Dataset excerpt
* * * * *
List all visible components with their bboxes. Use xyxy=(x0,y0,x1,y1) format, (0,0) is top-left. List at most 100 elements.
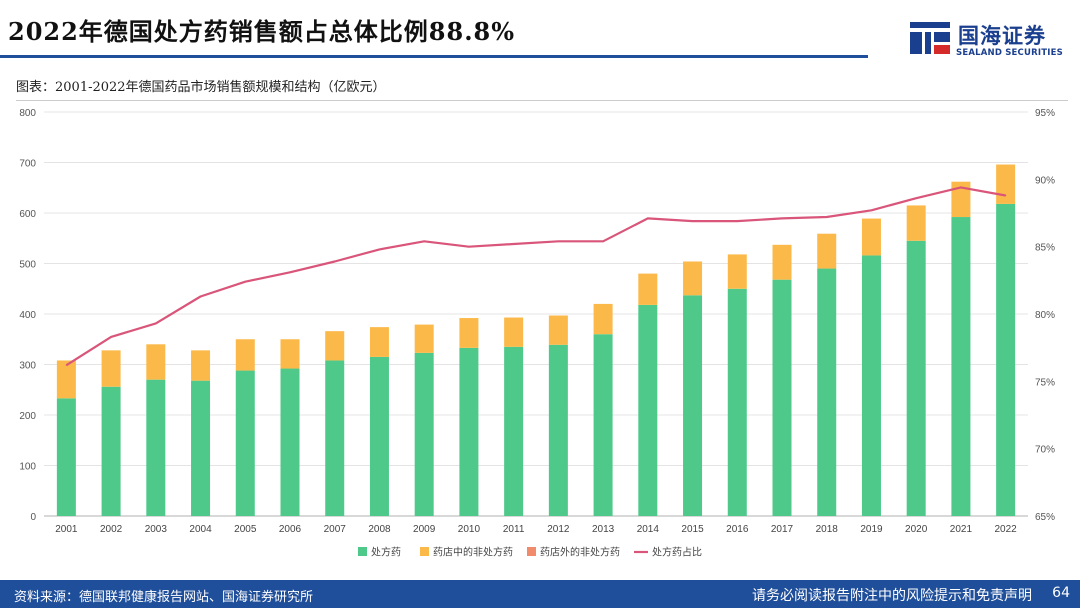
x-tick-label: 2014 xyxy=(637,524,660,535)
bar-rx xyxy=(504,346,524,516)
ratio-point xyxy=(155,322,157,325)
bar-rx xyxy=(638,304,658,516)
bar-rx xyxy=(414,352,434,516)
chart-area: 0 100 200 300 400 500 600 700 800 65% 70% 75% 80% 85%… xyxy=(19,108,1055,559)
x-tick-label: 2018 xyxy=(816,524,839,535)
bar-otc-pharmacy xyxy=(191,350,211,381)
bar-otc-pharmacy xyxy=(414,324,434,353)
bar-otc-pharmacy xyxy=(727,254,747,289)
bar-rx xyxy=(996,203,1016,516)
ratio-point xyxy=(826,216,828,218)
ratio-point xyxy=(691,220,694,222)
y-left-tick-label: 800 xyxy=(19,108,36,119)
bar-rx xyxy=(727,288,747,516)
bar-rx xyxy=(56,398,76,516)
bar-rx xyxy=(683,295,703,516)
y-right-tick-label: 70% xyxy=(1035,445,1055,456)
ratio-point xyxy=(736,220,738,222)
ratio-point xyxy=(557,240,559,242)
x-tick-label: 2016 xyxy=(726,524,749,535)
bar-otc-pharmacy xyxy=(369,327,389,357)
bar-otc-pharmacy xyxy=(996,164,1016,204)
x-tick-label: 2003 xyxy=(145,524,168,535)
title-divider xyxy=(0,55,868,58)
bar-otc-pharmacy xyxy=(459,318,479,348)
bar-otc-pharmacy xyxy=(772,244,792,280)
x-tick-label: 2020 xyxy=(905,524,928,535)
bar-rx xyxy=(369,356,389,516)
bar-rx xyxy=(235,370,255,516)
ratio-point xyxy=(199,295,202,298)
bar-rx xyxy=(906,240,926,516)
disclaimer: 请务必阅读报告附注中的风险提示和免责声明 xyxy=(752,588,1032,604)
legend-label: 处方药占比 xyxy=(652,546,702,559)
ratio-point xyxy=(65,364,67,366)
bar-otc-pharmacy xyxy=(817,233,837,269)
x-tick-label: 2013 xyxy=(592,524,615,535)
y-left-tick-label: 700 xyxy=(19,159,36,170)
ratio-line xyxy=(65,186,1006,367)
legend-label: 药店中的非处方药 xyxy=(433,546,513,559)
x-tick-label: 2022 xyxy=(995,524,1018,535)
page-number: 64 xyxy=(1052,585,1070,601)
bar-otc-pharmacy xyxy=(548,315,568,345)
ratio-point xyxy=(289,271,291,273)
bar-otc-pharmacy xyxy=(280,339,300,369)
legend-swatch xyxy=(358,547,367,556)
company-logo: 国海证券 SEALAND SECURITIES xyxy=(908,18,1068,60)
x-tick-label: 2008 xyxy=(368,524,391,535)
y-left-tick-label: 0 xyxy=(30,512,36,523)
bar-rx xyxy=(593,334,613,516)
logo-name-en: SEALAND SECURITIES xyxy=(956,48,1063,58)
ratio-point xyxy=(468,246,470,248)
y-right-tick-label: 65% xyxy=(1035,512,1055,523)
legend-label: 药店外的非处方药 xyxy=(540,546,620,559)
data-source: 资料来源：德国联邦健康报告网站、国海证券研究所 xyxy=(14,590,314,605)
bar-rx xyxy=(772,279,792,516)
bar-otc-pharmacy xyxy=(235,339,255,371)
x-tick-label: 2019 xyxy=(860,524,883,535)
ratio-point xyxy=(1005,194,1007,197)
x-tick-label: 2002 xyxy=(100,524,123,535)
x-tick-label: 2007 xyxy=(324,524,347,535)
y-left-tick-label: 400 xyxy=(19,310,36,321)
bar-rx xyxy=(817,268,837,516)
* * * * *
Written task. Reproduce all of the data above verbatim, omitting the picture.

Right answer.
List all visible components with their bboxes. Use xyxy=(x0,y0,x1,y1) format, (0,0) is top-left. List at most 100 elements.
x-tick-label: 2014 xyxy=(637,524,660,535)
bar-rx xyxy=(504,346,524,516)
ratio-point xyxy=(155,322,157,325)
bar-rx xyxy=(638,304,658,516)
bar-rx xyxy=(414,352,434,516)
chart-area: 0 100 200 300 400 500 600 700 800 65% 70% 75% 80% 85%… xyxy=(19,108,1055,559)
x-tick-label: 2018 xyxy=(816,524,839,535)
bar-otc-pharmacy xyxy=(191,350,211,381)
bar-otc-pharmacy xyxy=(414,324,434,353)
bar-otc-pharmacy xyxy=(727,254,747,289)
bar-rx xyxy=(996,203,1016,516)
ratio-point xyxy=(826,216,828,218)
ratio-point xyxy=(691,220,694,222)
y-left-tick-label: 800 xyxy=(19,108,36,119)
bar-rx xyxy=(727,288,747,516)
bar-rx xyxy=(56,398,76,516)
bar-rx xyxy=(683,295,703,516)
y-right-tick-label: 70% xyxy=(1035,445,1055,456)
ratio-point xyxy=(736,220,738,222)
ratio-point xyxy=(557,240,559,242)
x-tick-label: 2016 xyxy=(726,524,749,535)
bar-otc-pharmacy xyxy=(369,327,389,357)
bar-otc-pharmacy xyxy=(996,164,1016,204)
x-tick-label: 2003 xyxy=(145,524,168,535)
title-divider xyxy=(0,55,868,58)
bar-otc-pharmacy xyxy=(459,318,479,348)
bar-otc-pharmacy xyxy=(772,244,792,280)
x-tick-label: 2020 xyxy=(905,524,928,535)
bar-rx xyxy=(369,356,389,516)
bar-rx xyxy=(235,370,255,516)
ratio-point xyxy=(199,295,202,298)
bar-rx xyxy=(906,240,926,516)
disclaimer: 请务必阅读报告附注中的风险提示和免责声明 xyxy=(752,588,1032,604)
legend-label: 处方药占比 xyxy=(652,546,702,559)
ratio-point xyxy=(65,364,67,366)
bar-otc-pharmacy xyxy=(817,233,837,269)
x-tick-label: 2013 xyxy=(592,524,615,535)
y-left-tick-label: 700 xyxy=(19,159,36,170)
ratio-line xyxy=(65,186,1006,367)
legend-label: 药店中的非处方药 xyxy=(433,546,513,559)
x-tick-label: 2022 xyxy=(995,524,1018,535)
page-number: 64 xyxy=(1052,585,1070,601)
bar-otc-pharmacy xyxy=(548,315,568,345)
ratio-point xyxy=(289,271,291,273)
bar-otc-pharmacy xyxy=(280,339,300,369)
legend-swatch xyxy=(358,547,367,556)
company-logo: 国海证券 SEALAND SECURITIES xyxy=(908,18,1068,60)
x-tick-label: 2008 xyxy=(368,524,391,535)
y-left-tick-label: 0 xyxy=(30,512,36,523)
bar-rx xyxy=(593,334,613,516)
logo-name-en: SEALAND SECURITIES xyxy=(956,48,1063,58)
ratio-point xyxy=(468,246,470,248)
y-right-tick-label: 65% xyxy=(1035,512,1055,523)
legend-label: 药店外的非处方药 xyxy=(540,546,620,559)
data-source: 资料来源：德国联邦健康报告网站、国海证券研究所 xyxy=(14,590,314,605)
bar-rx xyxy=(772,279,792,516)
bar-otc-pharmacy xyxy=(235,339,255,371)
x-tick-label: 2019 xyxy=(860,524,883,535)
ratio-point xyxy=(1005,194,1007,197)
x-tick-label: 2002 xyxy=(100,524,123,535)
x-tick-label: 2007 xyxy=(324,524,347,535)
y-left-tick-label: 400 xyxy=(19,310,36,321)
bar-rx xyxy=(817,268,837,516)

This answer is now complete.